Instructions to follow
Filter the entries, keeping every line with the word "true".

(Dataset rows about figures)

—————

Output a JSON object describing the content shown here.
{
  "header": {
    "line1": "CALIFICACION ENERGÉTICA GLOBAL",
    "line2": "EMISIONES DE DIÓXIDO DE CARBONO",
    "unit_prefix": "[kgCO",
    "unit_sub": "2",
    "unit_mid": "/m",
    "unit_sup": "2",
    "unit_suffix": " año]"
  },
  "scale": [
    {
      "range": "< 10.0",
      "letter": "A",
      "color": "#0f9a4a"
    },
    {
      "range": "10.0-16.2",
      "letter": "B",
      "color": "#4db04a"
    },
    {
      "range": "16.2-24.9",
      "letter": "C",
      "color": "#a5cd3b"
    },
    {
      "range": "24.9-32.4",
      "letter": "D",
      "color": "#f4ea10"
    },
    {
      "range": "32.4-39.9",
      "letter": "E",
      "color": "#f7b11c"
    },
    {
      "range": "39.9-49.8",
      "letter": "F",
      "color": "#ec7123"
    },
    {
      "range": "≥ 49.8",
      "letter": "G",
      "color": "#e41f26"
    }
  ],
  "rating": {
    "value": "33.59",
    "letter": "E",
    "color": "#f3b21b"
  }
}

—————

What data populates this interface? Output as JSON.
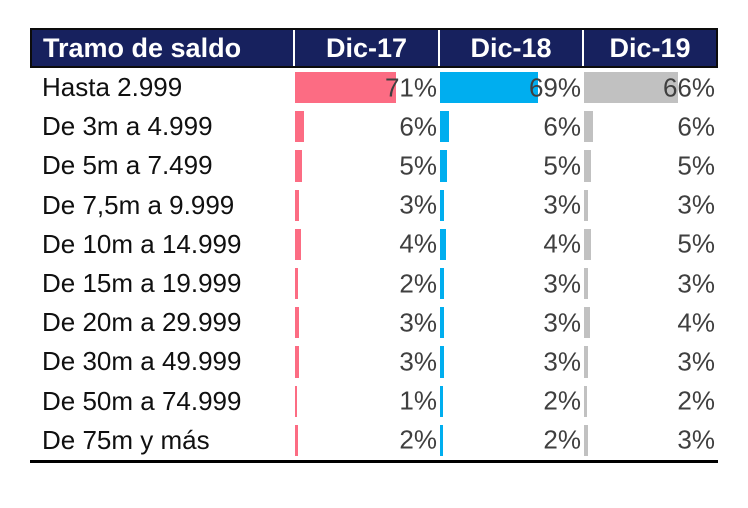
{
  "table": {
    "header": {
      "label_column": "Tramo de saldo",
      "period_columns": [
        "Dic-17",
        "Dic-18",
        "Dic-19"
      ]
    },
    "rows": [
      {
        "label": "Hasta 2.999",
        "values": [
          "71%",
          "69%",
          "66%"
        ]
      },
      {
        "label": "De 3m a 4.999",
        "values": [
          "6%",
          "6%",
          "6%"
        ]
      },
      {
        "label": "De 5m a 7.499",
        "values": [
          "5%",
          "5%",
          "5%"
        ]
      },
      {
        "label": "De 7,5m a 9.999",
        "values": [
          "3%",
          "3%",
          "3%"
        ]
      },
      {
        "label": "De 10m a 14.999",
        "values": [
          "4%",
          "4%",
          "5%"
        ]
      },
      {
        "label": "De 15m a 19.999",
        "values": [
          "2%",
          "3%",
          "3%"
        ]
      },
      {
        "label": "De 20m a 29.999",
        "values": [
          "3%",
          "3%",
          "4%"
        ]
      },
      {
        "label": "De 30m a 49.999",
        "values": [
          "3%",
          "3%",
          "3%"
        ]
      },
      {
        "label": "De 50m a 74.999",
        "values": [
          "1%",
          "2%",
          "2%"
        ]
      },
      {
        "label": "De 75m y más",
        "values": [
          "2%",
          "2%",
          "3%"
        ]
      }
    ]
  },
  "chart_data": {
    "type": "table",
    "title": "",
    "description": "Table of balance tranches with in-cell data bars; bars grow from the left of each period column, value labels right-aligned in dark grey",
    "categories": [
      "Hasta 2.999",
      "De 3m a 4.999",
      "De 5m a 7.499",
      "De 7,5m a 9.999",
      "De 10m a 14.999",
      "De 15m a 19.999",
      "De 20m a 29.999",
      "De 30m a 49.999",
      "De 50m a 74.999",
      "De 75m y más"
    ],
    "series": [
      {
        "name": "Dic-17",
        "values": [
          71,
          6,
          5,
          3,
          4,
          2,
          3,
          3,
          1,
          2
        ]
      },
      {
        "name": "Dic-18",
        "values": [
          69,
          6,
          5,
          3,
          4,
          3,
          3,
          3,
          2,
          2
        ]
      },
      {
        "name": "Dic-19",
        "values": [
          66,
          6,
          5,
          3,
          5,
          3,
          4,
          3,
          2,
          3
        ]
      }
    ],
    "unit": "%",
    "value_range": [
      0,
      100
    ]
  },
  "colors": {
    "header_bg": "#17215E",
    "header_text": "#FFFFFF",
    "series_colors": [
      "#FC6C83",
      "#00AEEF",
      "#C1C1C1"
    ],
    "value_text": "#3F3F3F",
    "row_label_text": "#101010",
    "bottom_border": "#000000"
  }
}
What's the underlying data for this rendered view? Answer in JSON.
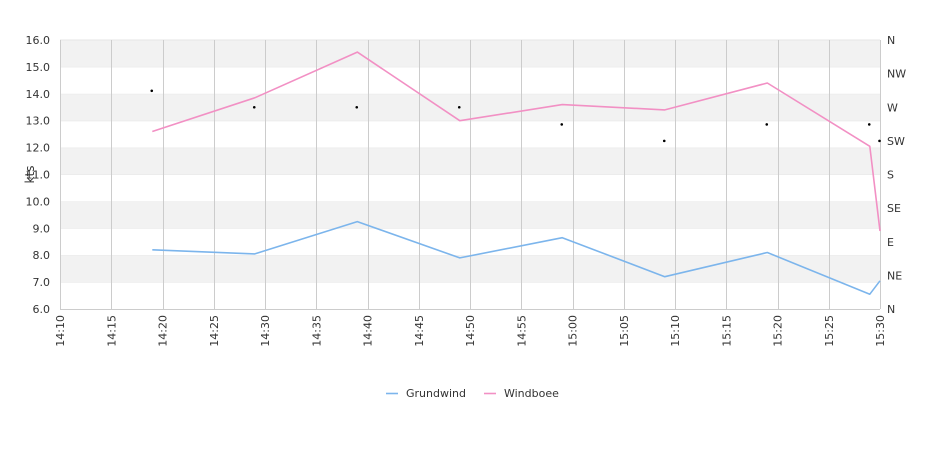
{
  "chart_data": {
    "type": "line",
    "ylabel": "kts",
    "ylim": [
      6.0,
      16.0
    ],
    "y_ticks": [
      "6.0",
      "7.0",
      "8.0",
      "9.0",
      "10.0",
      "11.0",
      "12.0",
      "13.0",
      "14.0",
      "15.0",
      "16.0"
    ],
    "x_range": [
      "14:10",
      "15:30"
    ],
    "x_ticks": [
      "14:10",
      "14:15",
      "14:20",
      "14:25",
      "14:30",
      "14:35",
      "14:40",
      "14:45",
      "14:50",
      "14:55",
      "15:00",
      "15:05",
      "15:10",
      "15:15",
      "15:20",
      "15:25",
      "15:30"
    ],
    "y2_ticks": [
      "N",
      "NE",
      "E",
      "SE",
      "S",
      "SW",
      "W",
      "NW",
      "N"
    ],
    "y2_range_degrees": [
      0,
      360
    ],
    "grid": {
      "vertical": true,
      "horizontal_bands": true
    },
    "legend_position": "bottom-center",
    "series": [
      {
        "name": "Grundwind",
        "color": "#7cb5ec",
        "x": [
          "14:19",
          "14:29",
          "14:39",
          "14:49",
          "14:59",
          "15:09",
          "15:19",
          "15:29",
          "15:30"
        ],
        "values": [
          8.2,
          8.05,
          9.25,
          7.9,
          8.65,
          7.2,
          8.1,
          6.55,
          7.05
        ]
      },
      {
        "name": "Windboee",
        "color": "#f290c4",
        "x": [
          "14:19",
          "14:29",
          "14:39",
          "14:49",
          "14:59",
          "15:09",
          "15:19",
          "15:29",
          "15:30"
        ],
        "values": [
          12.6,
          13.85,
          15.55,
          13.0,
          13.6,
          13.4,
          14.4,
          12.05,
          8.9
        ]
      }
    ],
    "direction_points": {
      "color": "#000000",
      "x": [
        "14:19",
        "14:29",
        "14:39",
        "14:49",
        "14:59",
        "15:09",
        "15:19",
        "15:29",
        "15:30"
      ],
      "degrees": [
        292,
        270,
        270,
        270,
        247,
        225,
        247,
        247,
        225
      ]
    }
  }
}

—————

Full answer
      "vertical": true,
      "horizontal_bands": true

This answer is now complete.